** REQUIRED WORK **
Check every line of the entries below for the word "Messenger", and copy the ones that have it.

[Dataset excerpts]
========================================================================

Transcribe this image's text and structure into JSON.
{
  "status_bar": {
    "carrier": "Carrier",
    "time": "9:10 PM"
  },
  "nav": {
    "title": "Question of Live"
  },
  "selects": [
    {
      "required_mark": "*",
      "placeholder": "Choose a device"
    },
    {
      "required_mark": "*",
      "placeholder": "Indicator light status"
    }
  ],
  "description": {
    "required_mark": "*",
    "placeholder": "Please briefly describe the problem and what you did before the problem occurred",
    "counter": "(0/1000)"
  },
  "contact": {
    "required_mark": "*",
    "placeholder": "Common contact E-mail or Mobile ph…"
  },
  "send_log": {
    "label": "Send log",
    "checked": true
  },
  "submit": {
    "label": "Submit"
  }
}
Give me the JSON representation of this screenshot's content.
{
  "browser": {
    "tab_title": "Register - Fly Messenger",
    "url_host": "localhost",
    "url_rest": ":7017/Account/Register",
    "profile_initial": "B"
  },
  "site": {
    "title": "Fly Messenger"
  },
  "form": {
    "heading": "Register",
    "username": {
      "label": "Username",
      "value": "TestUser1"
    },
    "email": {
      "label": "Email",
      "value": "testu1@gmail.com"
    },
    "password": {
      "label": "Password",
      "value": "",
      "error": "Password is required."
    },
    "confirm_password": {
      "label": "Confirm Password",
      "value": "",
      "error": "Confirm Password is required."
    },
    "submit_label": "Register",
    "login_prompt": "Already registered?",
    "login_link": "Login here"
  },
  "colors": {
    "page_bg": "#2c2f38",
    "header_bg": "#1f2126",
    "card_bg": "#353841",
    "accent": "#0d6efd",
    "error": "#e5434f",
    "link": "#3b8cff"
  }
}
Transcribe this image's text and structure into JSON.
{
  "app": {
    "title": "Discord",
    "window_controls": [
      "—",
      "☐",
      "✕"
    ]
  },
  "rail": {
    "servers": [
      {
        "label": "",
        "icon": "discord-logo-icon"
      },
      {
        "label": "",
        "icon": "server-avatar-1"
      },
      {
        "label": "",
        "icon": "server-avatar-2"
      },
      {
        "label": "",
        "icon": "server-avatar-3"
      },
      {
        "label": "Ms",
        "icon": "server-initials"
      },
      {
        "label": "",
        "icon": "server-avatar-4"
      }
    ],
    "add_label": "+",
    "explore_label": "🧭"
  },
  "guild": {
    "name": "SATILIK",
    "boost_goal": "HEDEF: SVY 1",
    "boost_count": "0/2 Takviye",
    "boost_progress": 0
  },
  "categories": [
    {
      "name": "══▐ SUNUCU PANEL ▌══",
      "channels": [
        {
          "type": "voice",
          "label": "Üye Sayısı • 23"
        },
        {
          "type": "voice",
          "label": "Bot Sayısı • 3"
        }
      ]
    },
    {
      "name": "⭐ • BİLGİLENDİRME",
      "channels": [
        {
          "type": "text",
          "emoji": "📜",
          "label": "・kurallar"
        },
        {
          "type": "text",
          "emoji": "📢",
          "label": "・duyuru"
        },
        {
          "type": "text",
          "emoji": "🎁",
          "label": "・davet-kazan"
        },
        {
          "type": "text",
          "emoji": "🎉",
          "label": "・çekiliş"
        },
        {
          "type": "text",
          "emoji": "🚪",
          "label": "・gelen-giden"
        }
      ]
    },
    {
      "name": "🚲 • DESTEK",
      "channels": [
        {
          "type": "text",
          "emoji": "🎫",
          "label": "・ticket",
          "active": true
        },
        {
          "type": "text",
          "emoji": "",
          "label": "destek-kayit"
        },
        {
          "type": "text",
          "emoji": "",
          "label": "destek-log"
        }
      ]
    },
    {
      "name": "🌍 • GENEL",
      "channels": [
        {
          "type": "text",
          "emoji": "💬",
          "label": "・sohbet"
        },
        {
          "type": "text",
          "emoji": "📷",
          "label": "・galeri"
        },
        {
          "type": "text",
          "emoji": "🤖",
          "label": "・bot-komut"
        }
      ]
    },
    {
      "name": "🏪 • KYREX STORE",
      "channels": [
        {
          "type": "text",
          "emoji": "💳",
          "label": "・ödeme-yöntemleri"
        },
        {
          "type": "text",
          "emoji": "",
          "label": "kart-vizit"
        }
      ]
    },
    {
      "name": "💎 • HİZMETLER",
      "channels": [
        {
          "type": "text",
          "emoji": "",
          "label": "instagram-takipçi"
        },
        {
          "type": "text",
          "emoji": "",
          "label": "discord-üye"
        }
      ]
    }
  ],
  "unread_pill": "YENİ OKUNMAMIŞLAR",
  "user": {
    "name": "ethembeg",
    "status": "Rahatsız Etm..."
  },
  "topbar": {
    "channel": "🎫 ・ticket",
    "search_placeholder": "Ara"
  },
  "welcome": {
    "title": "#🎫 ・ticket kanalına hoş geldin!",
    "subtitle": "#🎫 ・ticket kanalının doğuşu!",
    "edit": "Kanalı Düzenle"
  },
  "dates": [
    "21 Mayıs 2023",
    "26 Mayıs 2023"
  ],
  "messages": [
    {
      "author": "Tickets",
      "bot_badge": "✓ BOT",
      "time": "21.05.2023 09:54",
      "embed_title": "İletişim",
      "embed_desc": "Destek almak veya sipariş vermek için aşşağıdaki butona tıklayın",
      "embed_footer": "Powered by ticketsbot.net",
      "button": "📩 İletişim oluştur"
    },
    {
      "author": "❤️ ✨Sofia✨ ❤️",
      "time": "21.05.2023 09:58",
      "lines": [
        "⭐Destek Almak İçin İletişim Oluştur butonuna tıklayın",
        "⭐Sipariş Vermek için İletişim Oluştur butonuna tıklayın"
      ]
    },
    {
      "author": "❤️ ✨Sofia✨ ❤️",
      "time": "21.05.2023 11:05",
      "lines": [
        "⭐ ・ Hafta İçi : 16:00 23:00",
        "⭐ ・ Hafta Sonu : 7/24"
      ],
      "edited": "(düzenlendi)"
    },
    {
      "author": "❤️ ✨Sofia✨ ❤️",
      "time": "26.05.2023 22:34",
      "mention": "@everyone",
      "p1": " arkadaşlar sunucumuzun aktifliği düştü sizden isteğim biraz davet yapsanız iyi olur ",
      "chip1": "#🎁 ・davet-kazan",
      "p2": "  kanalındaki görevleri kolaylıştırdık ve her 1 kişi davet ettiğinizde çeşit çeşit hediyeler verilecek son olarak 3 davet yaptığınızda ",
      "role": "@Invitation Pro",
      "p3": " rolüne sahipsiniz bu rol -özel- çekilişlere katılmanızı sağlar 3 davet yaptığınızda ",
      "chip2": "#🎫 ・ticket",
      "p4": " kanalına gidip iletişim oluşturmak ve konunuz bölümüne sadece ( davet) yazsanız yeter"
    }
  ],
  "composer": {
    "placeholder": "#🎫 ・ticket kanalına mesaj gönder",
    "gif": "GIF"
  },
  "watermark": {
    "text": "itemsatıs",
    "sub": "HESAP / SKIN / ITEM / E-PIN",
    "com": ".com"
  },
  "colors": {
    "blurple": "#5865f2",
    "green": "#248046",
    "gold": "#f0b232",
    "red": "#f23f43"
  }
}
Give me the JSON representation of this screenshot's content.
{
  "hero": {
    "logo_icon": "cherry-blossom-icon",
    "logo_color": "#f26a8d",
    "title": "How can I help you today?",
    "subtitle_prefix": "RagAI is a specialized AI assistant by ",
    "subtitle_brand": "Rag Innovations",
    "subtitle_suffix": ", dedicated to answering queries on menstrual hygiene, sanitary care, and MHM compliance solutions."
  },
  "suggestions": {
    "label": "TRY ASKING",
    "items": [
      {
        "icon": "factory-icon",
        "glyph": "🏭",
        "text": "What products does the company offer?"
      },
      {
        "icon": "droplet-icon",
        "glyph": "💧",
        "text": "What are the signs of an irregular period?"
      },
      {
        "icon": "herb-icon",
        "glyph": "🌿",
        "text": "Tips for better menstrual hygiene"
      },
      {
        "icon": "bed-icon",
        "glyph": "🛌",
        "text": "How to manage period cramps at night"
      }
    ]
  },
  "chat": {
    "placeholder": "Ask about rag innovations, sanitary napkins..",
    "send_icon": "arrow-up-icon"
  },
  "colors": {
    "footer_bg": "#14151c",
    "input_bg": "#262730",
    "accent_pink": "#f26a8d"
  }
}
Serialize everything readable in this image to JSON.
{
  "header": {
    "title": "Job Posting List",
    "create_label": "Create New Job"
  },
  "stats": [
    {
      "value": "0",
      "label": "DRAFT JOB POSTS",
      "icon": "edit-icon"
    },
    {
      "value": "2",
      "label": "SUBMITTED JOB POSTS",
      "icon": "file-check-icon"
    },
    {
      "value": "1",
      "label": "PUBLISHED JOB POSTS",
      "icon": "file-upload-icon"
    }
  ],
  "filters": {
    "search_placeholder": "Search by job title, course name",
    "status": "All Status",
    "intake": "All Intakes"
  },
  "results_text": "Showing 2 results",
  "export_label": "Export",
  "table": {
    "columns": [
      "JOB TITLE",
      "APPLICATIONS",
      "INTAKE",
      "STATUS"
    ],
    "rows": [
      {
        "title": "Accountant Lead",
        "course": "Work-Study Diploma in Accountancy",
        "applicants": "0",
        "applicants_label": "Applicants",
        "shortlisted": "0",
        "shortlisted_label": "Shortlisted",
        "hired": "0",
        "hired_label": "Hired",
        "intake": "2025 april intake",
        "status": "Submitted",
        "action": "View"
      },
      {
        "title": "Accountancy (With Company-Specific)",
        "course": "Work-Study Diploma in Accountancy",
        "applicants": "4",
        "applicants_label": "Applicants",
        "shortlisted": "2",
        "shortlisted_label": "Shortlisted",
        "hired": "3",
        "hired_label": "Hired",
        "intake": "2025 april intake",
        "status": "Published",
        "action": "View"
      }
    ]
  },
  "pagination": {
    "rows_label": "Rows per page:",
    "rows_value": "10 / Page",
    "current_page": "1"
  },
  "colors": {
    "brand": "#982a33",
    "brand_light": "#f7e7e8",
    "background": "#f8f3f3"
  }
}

========================================================================

** TASK ANSWER **
    "tab_title": "Register - Fly Messenger",
    "title": "Fly Messenger"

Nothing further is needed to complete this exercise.